READING TEXT
------------------------------------------------

Revision history for this message
Andrea Righi (arighi) wrote :

TL;DR @seth-arnold, as a test can you try to set the following options?

  $ echo $((32 * 1024 * 1024)) | sudo tee /proc/sys/vm/dirty_bytes
  $ echo $((32 * 1024 * 1024)) | sudo tee /proc/sys/vm/dirty_background_bytes

Repeat the test and see if the system is still unresponsive.

Details below.

This is what I think it's happening in this last scenario: interactive performance killed when a large I/O writer is running.

The large I/O writer generates a lot of dirty pages, nothing is forcing to sync those pages to the backing store until the dirty_ratio (=20%) / dirty_background_ratio (=10%) thresholds are hit. And they can be quite high with the default settings in systems with a lot of RAM.

For example in a system with 16GB of free/reclaimable memory, the amount of dirty memory that is allowed before a writer is actively forced to flush those pages to the backing store is: 16GB * 20 / 100 = 3.2GB. Flusher threads are started when the amount of dirty pages is 16GB * 10 / 100 = 1.6GB of dirty memory.

So, if the writer doesn't stop, it will consume all the free pages in the system and at that point we are going to have a lot of dirty pages. Then the kernel needs to decide what to do to free up some pages.

Reclaimable memory is the first choice: cached clean pages that already have a copy on the corresponding backing store are easy to reclaim, because they just need to be dropped from the page cache (no I/O involved). Dirty pages are more expensive to reclaim, because they need to be flushed to the backing store before freeing up the page. Same with anonymous memory that needs to be flushed to the swap device, before being able to re-use the page.

So when the system starts to reclaim some pages, we see some swap activity and we also see some I/O due to the flushing of the dirty pages. I think the system becomes sluggish, because there are too many dirty pages, the kernel is spending too much time to select the right pages to reclaim and interactive performance is killed.

------------------------------------------------

GIVEN INSTRUCTION 1
Restate the paragraph of the forum post on dirty pages that begins "Reclaimable memory is the first choice" as a short bulleted list, retaining its main facts.

Records drawn from a data source:
------------------------------------------------

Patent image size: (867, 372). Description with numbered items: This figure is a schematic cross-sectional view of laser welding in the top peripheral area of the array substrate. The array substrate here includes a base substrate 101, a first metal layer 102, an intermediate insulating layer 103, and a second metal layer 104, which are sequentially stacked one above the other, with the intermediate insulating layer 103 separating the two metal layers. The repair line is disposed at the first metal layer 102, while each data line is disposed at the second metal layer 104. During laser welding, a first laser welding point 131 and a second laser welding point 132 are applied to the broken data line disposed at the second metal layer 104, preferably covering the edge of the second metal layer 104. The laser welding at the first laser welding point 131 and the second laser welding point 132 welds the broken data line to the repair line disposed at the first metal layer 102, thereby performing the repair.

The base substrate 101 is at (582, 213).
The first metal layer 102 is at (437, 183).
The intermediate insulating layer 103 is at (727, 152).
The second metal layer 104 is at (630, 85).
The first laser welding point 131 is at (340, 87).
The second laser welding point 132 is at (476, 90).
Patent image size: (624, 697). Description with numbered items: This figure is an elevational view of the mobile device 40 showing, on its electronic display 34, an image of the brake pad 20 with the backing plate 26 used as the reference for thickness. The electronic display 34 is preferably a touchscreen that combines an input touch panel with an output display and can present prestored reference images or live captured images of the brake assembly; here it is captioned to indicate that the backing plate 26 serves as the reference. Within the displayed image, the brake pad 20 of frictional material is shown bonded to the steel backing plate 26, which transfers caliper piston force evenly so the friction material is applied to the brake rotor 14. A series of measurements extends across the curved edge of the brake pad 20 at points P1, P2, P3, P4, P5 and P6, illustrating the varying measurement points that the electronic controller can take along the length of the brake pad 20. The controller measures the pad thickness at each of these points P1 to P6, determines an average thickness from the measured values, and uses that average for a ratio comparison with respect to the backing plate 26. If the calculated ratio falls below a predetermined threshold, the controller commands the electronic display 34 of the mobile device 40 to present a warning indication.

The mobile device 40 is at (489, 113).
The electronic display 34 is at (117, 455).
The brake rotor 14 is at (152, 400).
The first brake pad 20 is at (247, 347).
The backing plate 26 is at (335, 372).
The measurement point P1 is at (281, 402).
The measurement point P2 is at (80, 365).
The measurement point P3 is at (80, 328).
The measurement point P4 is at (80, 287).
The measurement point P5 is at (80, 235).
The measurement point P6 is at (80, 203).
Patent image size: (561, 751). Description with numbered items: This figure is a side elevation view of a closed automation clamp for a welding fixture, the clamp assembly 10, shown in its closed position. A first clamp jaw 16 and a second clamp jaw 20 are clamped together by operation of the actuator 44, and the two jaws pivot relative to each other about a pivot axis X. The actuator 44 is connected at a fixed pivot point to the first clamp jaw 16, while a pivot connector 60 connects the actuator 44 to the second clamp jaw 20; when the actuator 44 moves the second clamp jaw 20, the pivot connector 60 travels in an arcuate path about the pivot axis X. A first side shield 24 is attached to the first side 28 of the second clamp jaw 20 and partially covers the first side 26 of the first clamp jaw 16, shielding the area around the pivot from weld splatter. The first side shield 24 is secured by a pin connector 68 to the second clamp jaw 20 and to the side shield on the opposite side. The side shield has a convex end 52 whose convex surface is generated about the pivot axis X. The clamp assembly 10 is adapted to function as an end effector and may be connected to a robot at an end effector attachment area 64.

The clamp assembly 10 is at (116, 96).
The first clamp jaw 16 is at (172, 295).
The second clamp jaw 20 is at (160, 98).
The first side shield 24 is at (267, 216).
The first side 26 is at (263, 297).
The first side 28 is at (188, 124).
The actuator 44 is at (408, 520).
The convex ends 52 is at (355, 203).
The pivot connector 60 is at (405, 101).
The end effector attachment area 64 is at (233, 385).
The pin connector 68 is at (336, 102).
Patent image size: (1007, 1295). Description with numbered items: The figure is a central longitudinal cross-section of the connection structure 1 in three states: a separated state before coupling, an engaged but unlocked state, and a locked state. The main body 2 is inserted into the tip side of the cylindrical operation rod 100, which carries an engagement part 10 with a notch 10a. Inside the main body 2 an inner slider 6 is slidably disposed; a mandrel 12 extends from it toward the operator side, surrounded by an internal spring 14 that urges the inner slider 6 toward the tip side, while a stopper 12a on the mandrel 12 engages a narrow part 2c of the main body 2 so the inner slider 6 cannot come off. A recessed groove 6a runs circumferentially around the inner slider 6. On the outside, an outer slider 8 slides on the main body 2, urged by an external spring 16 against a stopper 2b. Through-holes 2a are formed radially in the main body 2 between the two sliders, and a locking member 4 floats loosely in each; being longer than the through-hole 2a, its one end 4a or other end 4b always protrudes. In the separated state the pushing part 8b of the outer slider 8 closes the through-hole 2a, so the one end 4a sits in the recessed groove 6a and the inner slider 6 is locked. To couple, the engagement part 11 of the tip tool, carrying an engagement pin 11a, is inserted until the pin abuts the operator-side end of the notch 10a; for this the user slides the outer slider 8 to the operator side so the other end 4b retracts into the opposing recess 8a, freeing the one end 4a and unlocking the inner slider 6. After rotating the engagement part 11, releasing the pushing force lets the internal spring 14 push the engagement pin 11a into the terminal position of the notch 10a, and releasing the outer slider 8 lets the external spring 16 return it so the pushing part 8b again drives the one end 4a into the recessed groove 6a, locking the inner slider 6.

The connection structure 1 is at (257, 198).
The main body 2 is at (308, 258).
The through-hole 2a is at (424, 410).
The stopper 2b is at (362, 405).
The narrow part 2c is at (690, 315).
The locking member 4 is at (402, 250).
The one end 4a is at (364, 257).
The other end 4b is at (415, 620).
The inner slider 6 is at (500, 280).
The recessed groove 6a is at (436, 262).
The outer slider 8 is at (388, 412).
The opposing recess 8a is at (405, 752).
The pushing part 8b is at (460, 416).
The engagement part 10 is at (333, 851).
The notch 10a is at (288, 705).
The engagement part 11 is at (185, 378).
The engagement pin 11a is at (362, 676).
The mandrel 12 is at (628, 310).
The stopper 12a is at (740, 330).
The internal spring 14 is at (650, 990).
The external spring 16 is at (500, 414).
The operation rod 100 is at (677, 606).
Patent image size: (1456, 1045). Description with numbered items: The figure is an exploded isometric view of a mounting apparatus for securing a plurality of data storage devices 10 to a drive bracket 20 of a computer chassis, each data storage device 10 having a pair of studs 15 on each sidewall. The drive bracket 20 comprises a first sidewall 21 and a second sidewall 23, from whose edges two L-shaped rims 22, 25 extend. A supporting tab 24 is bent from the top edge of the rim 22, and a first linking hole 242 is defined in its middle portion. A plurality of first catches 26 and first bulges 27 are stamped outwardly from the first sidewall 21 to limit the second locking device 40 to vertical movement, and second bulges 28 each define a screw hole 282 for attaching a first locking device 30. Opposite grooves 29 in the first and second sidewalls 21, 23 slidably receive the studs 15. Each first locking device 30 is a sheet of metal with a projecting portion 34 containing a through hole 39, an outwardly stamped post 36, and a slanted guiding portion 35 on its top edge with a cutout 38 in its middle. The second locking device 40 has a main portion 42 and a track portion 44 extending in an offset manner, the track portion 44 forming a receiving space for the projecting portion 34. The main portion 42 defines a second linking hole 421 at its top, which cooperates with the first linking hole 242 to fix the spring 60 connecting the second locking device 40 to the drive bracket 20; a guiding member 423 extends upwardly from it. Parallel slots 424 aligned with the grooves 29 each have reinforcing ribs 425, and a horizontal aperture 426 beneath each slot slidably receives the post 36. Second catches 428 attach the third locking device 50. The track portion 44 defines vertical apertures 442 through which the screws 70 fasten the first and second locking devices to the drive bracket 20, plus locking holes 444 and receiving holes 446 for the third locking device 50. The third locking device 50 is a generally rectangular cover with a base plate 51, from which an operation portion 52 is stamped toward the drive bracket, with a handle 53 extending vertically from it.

------------------------------------------------

GIVEN INSTRUCTION 2
Return the rows from the line containing "Patent image size: (624, 697)." up to and including the line containing "The measurement point P6 is at (80, 203).", reproducing each line exactly.

FINISHED ANSWER 1
- Reclaimable memory is reclaimed first. Cached clean pages that already have a copy on the backing store are easy to reclaim, since they only need to be dropped from the page cache, with no I/O.
- Dirty pages are more expensive to reclaim, because they must be flushed to the backing store before the page is freed.
- Anonymous memory is likewise costly, because it must be flushed to the swap device before the page can be reused.

FINISHED ANSWER 2
Patent image size: (624, 697). Description with numbered items: This figure is an elevational view of the mobile device 40 showing, on its electronic display 34, an image of the brake pad 20 with the backing plate 26 used as the reference for thickness. The electronic display 34 is preferably a touchscreen that combines an input touch panel with an output display and can present prestored reference images or live captured images of the brake assembly; here it is captioned to indicate that the backing plate 26 serves as the reference. Within the displayed image, the brake pad 20 of frictional material is shown bonded to the steel backing plate 26, which transfers caliper piston force evenly so the friction material is applied to the brake rotor 14. A series of measurements extends across the curved edge of the brake pad 20 at points P1, P2, P3, P4, P5 and P6, illustrating the varying measurement points that the electronic controller can take along the length of the brake pad 20. The controller measures the pad thickness at each of these points P1 to P6, determines an average thickness from the measured values, and uses that average for a ratio comparison with respect to the backing plate 26. If the calculated ratio falls below a predetermined threshold, the controller commands the electronic display 34 of the mobile device 40 to present a warning indication.

The mobile device 40 is at (489, 113).
The electronic display 34 is at (117, 455).
The brake rotor 14 is at (152, 400).
The first brake pad 20 is at (247, 347).
The backing plate 26 is at (335, 372).
The measurement point P1 is at (281, 402).
The measurement point P2 is at (80, 365).
The measurement point P3 is at (80, 328).
The measurement point P4 is at (80, 287).
The measurement point P5 is at (80, 235).
The measurement point P6 is at (80, 203).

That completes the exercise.